EXERCISE DETAILS:
The entries below are to be written out again without alteration.

DATA LISTING:
━━━━
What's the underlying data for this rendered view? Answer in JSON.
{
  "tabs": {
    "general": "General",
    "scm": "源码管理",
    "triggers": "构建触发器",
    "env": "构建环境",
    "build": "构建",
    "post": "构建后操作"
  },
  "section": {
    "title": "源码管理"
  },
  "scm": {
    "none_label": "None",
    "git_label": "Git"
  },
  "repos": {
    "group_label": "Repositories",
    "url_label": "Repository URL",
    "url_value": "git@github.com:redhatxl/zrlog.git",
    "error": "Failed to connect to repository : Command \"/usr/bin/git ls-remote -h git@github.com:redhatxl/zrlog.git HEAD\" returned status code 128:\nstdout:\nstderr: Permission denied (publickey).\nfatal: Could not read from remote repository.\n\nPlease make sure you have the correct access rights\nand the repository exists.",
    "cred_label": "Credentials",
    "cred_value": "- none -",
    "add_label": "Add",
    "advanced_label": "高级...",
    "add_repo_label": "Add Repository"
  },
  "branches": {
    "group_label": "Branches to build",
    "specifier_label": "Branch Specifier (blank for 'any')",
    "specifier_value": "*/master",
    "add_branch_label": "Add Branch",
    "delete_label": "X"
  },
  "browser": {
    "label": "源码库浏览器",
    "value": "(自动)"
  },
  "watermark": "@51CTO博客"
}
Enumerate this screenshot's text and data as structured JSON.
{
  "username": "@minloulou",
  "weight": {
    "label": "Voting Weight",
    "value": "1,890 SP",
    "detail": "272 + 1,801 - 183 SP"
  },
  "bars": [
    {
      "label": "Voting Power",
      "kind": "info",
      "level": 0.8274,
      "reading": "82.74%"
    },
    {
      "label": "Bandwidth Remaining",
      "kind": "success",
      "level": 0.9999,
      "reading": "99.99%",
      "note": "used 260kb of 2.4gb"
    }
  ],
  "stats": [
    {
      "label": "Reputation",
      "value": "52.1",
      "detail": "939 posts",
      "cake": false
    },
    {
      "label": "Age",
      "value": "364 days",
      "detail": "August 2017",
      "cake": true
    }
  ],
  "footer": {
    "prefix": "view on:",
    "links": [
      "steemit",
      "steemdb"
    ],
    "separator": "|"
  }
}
━━━━
EXERCISE ANSWER:
What's the underlying data for this rendered view? Answer in JSON.
{
  "tabs": {
    "general": "General",
    "scm": "源码管理",
    "triggers": "构建触发器",
    "env": "构建环境",
    "build": "构建",
    "post": "构建后操作"
  },
  "section": {
    "title": "源码管理"
  },
  "scm": {
    "none_label": "None",
    "git_label": "Git"
  },
  "repos": {
    "group_label": "Repositories",
    "url_label": "Repository URL",
    "url_value": "git@github.com:redhatxl/zrlog.git",
    "error": "Failed to connect to repository : Command \"/usr/bin/git ls-remote -h git@github.com:redhatxl/zrlog.git HEAD\" returned status code 128:\nstdout:\nstderr: Permission denied (publickey).\nfatal: Could not read from remote repository.\n\nPlease make sure you have the correct access rights\nand the repository exists.",
    "cred_label": "Credentials",
    "cred_value": "- none -",
    "add_label": "Add",
    "advanced_label": "高级...",
    "add_repo_label": "Add Repository"
  },
  "branches": {
    "group_label": "Branches to build",
    "specifier_label": "Branch Specifier (blank for 'any')",
    "specifier_value": "*/master",
    "add_branch_label": "Add Branch",
    "delete_label": "X"
  },
  "browser": {
    "label": "源码库浏览器",
    "value": "(自动)"
  },
  "watermark": "@51CTO博客"
}
Enumerate this screenshot's text and data as structured JSON.
{
  "username": "@minloulou",
  "weight": {
    "label": "Voting Weight",
    "value": "1,890 SP",
    "detail": "272 + 1,801 - 183 SP"
  },
  "bars": [
    {
      "label": "Voting Power",
      "kind": "info",
      "level": 0.8274,
      "reading": "82.74%"
    },
    {
      "label": "Bandwidth Remaining",
      "kind": "success",
      "level": 0.9999,
      "reading": "99.99%",
      "note": "used 260kb of 2.4gb"
    }
  ],
  "stats": [
    {
      "label": "Reputation",
      "value": "52.1",
      "detail": "939 posts",
      "cake": false
    },
    {
      "label": "Age",
      "value": "364 days",
      "detail": "August 2017",
      "cake": true
    }
  ],
  "footer": {
    "prefix": "view on:",
    "links": [
      "steemit",
      "steemdb"
    ],
    "separator": "|"
  }
}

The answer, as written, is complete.